### [Task requirements]
State how many lines in the entries below include the string "JSON", and give nothing beyond that number.

----------------------------------------

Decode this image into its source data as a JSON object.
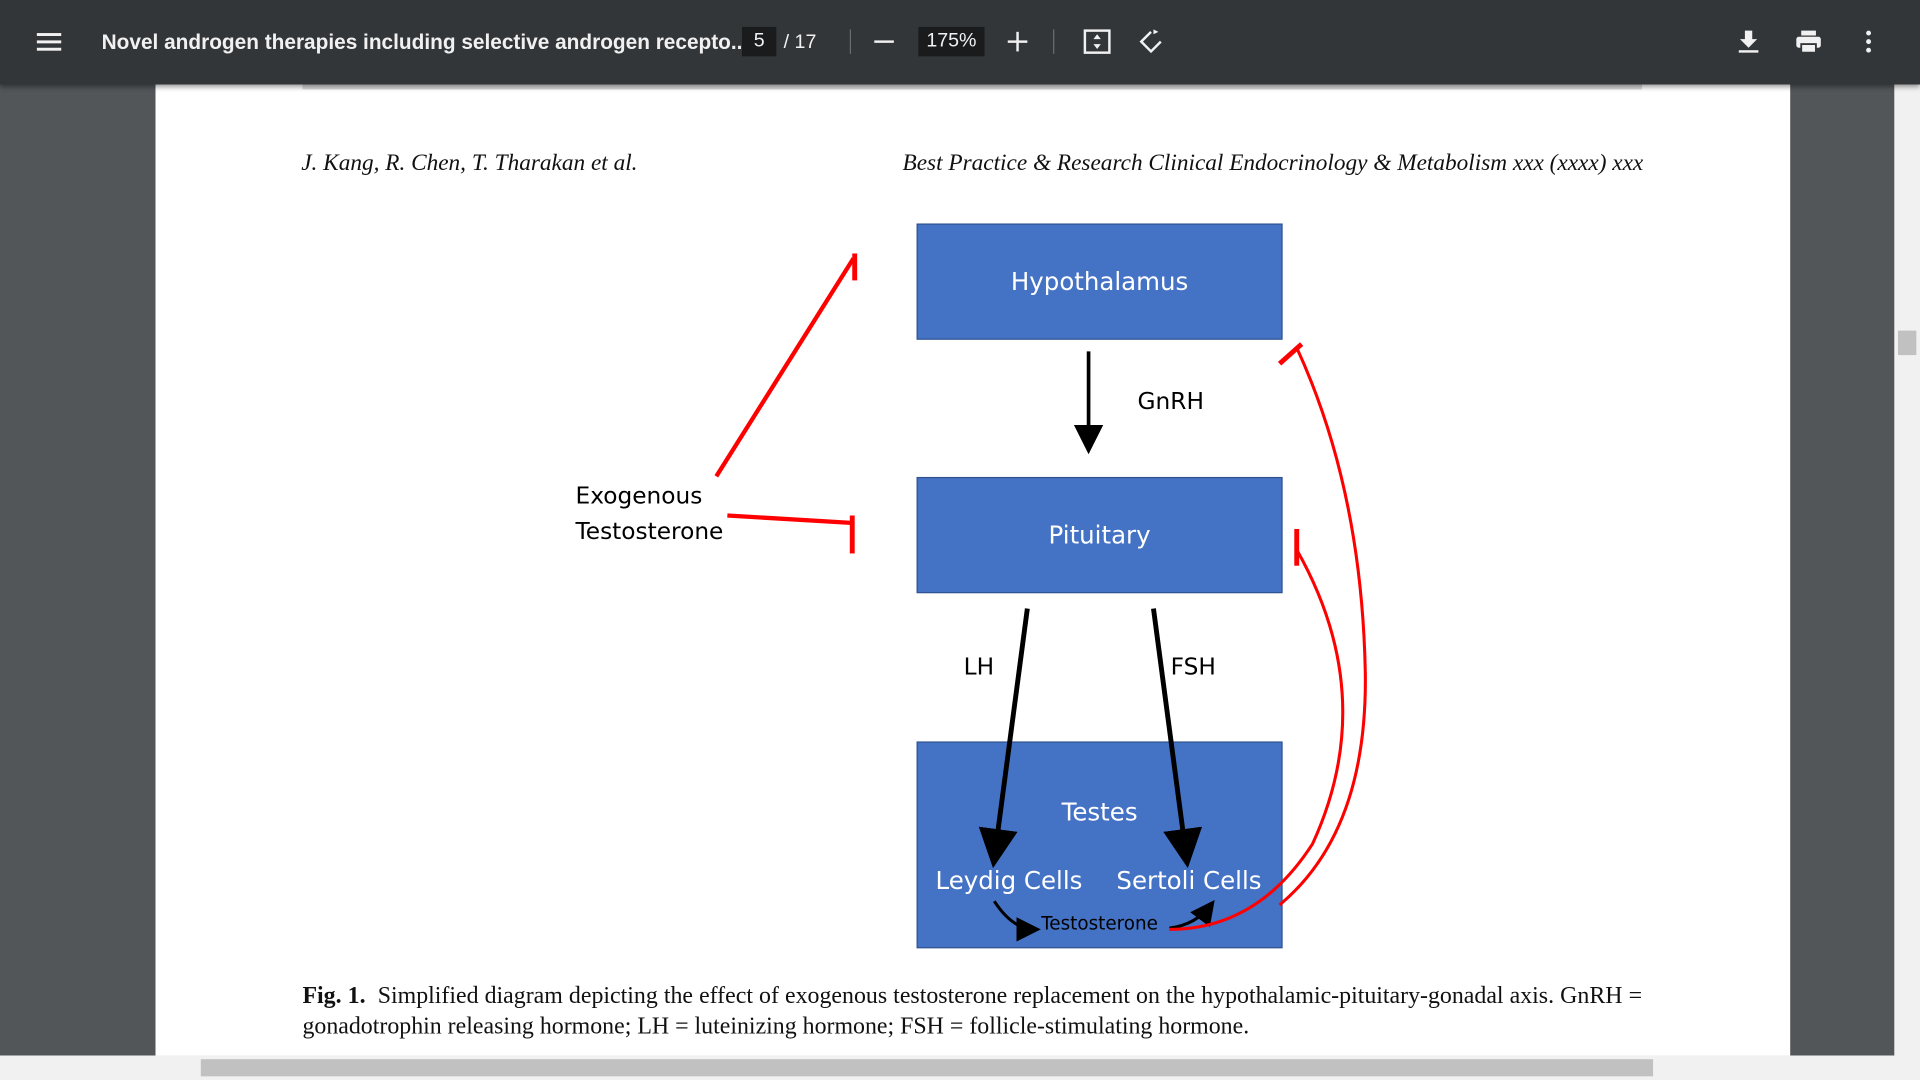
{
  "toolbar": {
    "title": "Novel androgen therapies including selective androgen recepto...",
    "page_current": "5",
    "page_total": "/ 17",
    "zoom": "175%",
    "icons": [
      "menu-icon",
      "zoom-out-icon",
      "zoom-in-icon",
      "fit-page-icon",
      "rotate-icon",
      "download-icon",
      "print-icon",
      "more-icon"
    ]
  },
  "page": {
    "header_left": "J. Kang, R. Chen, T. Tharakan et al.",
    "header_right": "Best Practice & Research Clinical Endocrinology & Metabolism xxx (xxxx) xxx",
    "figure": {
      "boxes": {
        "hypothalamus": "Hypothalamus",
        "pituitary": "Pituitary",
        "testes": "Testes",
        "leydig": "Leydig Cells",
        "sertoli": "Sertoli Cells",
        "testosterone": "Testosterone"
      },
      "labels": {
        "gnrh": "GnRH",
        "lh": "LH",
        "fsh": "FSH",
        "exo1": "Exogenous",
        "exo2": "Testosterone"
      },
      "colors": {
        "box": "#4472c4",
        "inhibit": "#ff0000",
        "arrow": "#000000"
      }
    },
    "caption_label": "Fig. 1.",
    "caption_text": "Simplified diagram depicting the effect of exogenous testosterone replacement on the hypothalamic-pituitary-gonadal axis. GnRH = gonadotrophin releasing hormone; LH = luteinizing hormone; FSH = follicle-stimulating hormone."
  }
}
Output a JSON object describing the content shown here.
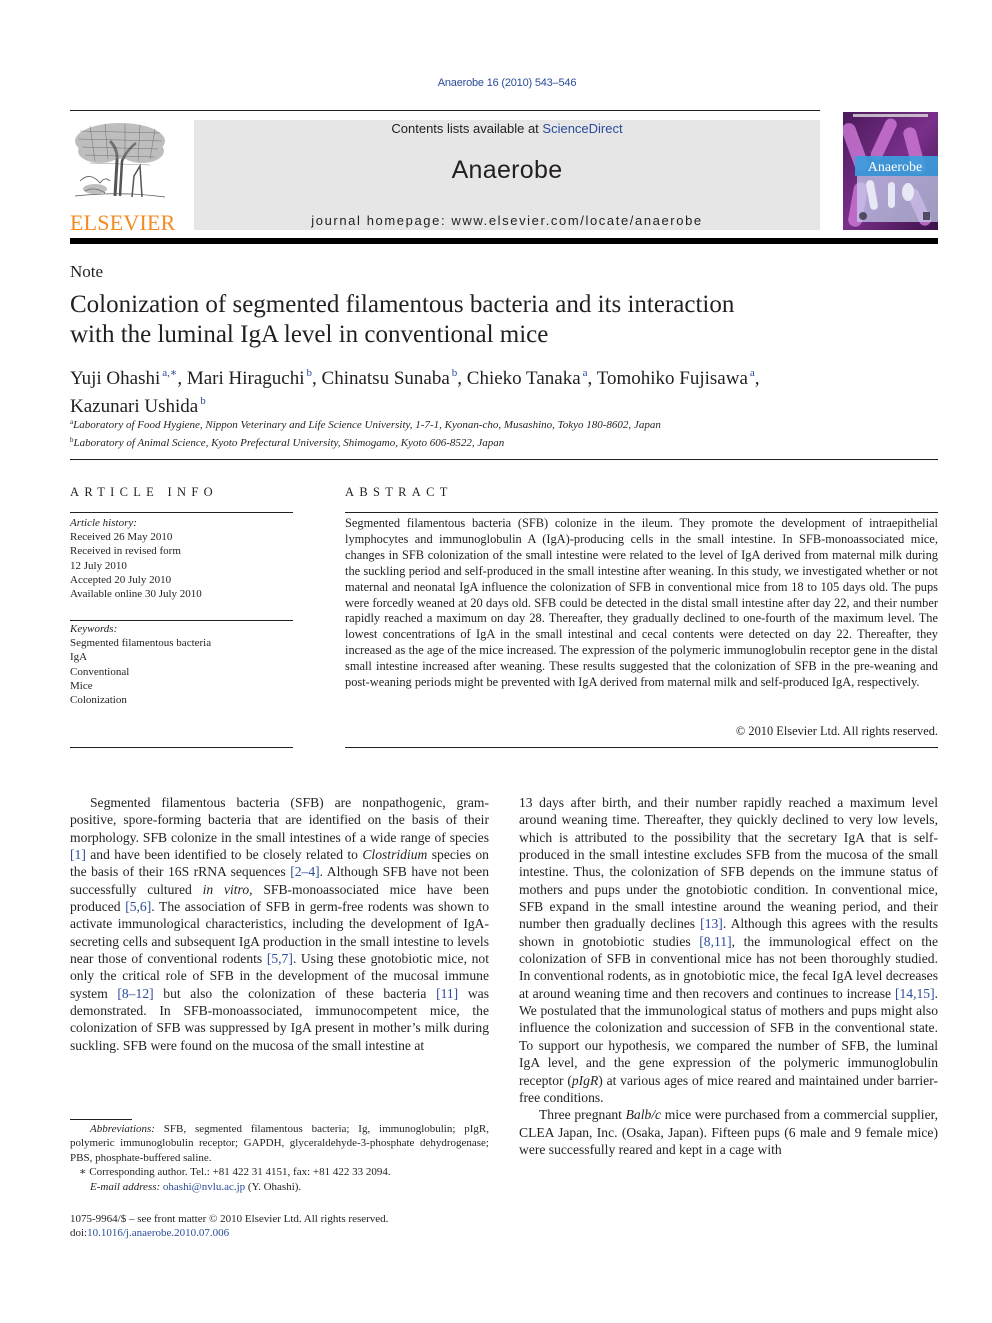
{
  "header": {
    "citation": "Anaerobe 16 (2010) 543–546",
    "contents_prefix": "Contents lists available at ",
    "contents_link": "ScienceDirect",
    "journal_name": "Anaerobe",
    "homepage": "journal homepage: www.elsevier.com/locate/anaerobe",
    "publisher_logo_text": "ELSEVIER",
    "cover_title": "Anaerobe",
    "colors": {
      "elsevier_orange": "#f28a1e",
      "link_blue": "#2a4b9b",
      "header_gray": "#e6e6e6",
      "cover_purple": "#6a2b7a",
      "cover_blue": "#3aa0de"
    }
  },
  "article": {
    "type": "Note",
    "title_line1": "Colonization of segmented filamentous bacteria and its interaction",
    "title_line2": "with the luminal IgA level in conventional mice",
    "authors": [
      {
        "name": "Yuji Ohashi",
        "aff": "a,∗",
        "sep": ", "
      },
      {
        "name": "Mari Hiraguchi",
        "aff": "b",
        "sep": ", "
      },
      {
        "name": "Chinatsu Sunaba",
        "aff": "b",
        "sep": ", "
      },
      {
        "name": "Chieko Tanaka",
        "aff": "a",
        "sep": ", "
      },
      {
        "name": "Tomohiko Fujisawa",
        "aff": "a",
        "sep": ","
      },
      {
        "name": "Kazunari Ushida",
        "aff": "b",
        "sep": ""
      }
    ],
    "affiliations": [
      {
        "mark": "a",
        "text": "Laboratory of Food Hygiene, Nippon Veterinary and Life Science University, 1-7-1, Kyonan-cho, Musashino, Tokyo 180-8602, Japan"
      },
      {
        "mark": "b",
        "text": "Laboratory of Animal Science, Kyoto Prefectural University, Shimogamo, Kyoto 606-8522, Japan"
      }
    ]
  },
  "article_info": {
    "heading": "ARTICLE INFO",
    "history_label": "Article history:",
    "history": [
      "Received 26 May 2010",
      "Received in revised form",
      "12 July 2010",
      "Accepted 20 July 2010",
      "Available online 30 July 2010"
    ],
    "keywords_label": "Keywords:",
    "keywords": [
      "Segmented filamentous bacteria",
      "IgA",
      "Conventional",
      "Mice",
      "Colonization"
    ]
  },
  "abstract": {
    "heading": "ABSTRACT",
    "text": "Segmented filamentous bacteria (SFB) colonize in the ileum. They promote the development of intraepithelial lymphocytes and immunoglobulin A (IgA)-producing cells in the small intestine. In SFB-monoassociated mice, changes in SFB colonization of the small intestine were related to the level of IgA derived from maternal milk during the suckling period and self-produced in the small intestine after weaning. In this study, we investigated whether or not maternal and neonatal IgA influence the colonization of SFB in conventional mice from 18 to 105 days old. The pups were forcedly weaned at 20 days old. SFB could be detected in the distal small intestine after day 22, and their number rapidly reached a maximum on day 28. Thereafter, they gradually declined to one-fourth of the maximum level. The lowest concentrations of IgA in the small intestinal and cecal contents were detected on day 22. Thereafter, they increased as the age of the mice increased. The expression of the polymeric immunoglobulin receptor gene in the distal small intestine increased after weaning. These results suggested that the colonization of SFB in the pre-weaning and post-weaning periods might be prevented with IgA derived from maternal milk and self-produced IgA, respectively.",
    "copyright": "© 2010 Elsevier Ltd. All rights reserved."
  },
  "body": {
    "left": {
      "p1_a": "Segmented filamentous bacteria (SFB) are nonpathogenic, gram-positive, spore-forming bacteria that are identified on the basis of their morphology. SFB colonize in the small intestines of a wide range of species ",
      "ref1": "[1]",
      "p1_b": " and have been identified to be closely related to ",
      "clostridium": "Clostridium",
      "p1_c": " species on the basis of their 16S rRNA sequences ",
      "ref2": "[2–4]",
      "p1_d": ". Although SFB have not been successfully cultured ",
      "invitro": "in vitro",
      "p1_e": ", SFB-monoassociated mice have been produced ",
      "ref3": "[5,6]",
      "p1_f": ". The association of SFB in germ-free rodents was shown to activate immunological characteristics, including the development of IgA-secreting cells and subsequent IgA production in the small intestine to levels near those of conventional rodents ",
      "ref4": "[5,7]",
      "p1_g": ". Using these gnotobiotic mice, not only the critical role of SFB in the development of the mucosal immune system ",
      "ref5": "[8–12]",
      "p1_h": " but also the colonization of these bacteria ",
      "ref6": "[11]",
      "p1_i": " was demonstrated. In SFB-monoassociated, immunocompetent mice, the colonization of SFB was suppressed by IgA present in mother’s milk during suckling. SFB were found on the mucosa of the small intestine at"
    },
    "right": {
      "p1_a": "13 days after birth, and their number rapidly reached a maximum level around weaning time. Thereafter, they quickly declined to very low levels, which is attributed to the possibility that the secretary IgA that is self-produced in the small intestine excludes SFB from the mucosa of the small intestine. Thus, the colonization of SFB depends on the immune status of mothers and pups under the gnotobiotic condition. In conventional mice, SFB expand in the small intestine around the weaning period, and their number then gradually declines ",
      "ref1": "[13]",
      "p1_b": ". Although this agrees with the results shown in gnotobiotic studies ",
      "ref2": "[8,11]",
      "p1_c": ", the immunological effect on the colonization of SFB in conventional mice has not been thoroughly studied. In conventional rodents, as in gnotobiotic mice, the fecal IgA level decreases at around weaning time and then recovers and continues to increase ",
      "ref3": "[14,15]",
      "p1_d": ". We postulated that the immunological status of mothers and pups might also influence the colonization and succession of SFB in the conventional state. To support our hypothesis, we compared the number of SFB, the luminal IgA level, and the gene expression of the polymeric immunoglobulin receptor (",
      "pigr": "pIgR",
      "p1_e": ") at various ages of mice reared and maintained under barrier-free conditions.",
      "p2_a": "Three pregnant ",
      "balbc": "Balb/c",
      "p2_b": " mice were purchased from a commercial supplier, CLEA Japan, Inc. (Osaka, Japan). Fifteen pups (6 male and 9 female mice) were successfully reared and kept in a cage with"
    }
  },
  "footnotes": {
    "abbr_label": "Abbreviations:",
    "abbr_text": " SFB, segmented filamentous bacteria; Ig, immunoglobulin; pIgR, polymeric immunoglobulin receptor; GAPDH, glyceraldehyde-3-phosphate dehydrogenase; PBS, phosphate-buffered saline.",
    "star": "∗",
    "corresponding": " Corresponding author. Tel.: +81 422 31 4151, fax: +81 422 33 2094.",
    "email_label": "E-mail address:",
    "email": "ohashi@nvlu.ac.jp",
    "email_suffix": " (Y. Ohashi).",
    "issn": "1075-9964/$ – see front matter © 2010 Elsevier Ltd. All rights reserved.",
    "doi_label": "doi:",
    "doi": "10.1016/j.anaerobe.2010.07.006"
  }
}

----------------------------------------

### [Output for this task]
2